■ **PROBLEM**:
Reproduce the records exactly.

■ **Rows from a dataset**:
==*==

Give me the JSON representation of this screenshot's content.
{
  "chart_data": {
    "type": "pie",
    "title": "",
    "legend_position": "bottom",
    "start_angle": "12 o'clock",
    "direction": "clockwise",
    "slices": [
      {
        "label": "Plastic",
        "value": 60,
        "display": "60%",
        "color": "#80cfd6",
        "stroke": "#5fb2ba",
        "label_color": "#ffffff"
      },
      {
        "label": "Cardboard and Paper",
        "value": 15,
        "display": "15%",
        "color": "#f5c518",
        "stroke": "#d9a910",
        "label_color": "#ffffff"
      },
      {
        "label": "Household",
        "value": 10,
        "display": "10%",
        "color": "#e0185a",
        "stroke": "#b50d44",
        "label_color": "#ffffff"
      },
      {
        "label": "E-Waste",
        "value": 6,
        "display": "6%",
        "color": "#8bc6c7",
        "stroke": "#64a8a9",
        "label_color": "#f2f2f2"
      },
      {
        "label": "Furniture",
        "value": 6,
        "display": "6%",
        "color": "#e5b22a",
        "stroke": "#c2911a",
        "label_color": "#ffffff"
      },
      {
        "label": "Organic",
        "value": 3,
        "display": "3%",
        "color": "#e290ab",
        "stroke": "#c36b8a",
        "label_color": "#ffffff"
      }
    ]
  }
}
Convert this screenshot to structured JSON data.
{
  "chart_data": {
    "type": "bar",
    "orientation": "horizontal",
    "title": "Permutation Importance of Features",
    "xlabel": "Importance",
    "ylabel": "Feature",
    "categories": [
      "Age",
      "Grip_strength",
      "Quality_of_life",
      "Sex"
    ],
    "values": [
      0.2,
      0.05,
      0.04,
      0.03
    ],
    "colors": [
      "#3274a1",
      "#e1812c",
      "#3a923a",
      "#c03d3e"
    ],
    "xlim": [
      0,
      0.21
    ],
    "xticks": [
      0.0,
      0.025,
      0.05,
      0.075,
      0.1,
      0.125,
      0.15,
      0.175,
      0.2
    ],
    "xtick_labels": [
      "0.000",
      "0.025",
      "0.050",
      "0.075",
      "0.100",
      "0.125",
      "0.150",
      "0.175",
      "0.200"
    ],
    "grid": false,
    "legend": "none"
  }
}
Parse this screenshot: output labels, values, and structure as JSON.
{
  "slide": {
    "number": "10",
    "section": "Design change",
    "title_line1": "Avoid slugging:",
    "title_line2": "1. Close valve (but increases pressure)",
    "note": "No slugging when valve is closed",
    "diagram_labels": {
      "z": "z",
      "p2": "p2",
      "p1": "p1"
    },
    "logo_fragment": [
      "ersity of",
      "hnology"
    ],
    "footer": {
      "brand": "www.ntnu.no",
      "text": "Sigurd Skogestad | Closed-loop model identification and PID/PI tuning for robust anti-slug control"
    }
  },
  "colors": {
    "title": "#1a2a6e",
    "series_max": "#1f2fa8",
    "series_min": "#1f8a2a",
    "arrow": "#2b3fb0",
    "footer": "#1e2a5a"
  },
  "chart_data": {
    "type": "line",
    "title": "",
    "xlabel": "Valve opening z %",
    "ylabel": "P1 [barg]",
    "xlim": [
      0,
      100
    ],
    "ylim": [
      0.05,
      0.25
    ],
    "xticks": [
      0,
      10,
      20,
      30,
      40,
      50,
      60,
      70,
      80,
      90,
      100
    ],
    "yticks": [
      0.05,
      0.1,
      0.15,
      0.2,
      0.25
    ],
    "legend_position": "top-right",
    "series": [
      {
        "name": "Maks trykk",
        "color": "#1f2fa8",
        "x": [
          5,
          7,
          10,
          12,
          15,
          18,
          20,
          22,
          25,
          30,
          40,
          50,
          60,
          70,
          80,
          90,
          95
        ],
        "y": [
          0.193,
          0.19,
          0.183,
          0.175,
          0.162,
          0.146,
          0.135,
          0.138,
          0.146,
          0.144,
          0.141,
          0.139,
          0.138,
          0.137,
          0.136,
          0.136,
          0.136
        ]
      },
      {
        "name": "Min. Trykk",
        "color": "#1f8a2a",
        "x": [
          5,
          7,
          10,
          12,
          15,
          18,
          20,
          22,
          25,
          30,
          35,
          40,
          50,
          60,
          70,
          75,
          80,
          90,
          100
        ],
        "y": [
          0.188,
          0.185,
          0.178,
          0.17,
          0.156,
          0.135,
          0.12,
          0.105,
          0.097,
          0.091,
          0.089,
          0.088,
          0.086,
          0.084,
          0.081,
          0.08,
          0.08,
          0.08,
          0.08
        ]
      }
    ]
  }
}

==*==

■ **SOLUTION TO THIS EXERCISE**:
Give me the JSON representation of this screenshot's content.
{
  "chart_data": {
    "type": "pie",
    "title": "",
    "legend_position": "bottom",
    "start_angle": "12 o'clock",
    "direction": "clockwise",
    "slices": [
      {
        "label": "Plastic",
        "value": 60,
        "display": "60%",
        "color": "#80cfd6",
        "stroke": "#5fb2ba",
        "label_color": "#ffffff"
      },
      {
        "label": "Cardboard and Paper",
        "value": 15,
        "display": "15%",
        "color": "#f5c518",
        "stroke": "#d9a910",
        "label_color": "#ffffff"
      },
      {
        "label": "Household",
        "value": 10,
        "display": "10%",
        "color": "#e0185a",
        "stroke": "#b50d44",
        "label_color": "#ffffff"
      },
      {
        "label": "E-Waste",
        "value": 6,
        "display": "6%",
        "color": "#8bc6c7",
        "stroke": "#64a8a9",
        "label_color": "#f2f2f2"
      },
      {
        "label": "Furniture",
        "value": 6,
        "display": "6%",
        "color": "#e5b22a",
        "stroke": "#c2911a",
        "label_color": "#ffffff"
      },
      {
        "label": "Organic",
        "value": 3,
        "display": "3%",
        "color": "#e290ab",
        "stroke": "#c36b8a",
        "label_color": "#ffffff"
      }
    ]
  }
}
Convert this screenshot to structured JSON data.
{
  "chart_data": {
    "type": "bar",
    "orientation": "horizontal",
    "title": "Permutation Importance of Features",
    "xlabel": "Importance",
    "ylabel": "Feature",
    "categories": [
      "Age",
      "Grip_strength",
      "Quality_of_life",
      "Sex"
    ],
    "values": [
      0.2,
      0.05,
      0.04,
      0.03
    ],
    "colors": [
      "#3274a1",
      "#e1812c",
      "#3a923a",
      "#c03d3e"
    ],
    "xlim": [
      0,
      0.21
    ],
    "xticks": [
      0.0,
      0.025,
      0.05,
      0.075,
      0.1,
      0.125,
      0.15,
      0.175,
      0.2
    ],
    "xtick_labels": [
      "0.000",
      "0.025",
      "0.050",
      "0.075",
      "0.100",
      "0.125",
      "0.150",
      "0.175",
      "0.200"
    ],
    "grid": false,
    "legend": "none"
  }
}
Parse this screenshot: output labels, values, and structure as JSON.
{
  "slide": {
    "number": "10",
    "section": "Design change",
    "title_line1": "Avoid slugging:",
    "title_line2": "1. Close valve (but increases pressure)",
    "note": "No slugging when valve is closed",
    "diagram_labels": {
      "z": "z",
      "p2": "p2",
      "p1": "p1"
    },
    "logo_fragment": [
      "ersity of",
      "hnology"
    ],
    "footer": {
      "brand": "www.ntnu.no",
      "text": "Sigurd Skogestad | Closed-loop model identification and PID/PI tuning for robust anti-slug control"
    }
  },
  "colors": {
    "title": "#1a2a6e",
    "series_max": "#1f2fa8",
    "series_min": "#1f8a2a",
    "arrow": "#2b3fb0",
    "footer": "#1e2a5a"
  },
  "chart_data": {
    "type": "line",
    "title": "",
    "xlabel": "Valve opening z %",
    "ylabel": "P1 [barg]",
    "xlim": [
      0,
      100
    ],
    "ylim": [
      0.05,
      0.25
    ],
    "xticks": [
      0,
      10,
      20,
      30,
      40,
      50,
      60,
      70,
      80,
      90,
      100
    ],
    "yticks": [
      0.05,
      0.1,
      0.15,
      0.2,
      0.25
    ],
    "legend_position": "top-right",
    "series": [
      {
        "name": "Maks trykk",
        "color": "#1f2fa8",
        "x": [
          5,
          7,
          10,
          12,
          15,
          18,
          20,
          22,
          25,
          30,
          40,
          50,
          60,
          70,
          80,
          90,
          95
        ],
        "y": [
          0.193,
          0.19,
          0.183,
          0.175,
          0.162,
          0.146,
          0.135,
          0.138,
          0.146,
          0.144,
          0.141,
          0.139,
          0.138,
          0.137,
          0.136,
          0.136,
          0.136
        ]
      },
      {
        "name": "Min. Trykk",
        "color": "#1f8a2a",
        "x": [
          5,
          7,
          10,
          12,
          15,
          18,
          20,
          22,
          25,
          30,
          35,
          40,
          50,
          60,
          70,
          75,
          80,
          90,
          100
        ],
        "y": [
          0.188,
          0.185,
          0.178,
          0.17,
          0.156,
          0.135,
          0.12,
          0.105,
          0.097,
          0.091,
          0.089,
          0.088,
          0.086,
          0.084,
          0.081,
          0.08,
          0.08,
          0.08,
          0.08
        ]
      }
    ]
  }
}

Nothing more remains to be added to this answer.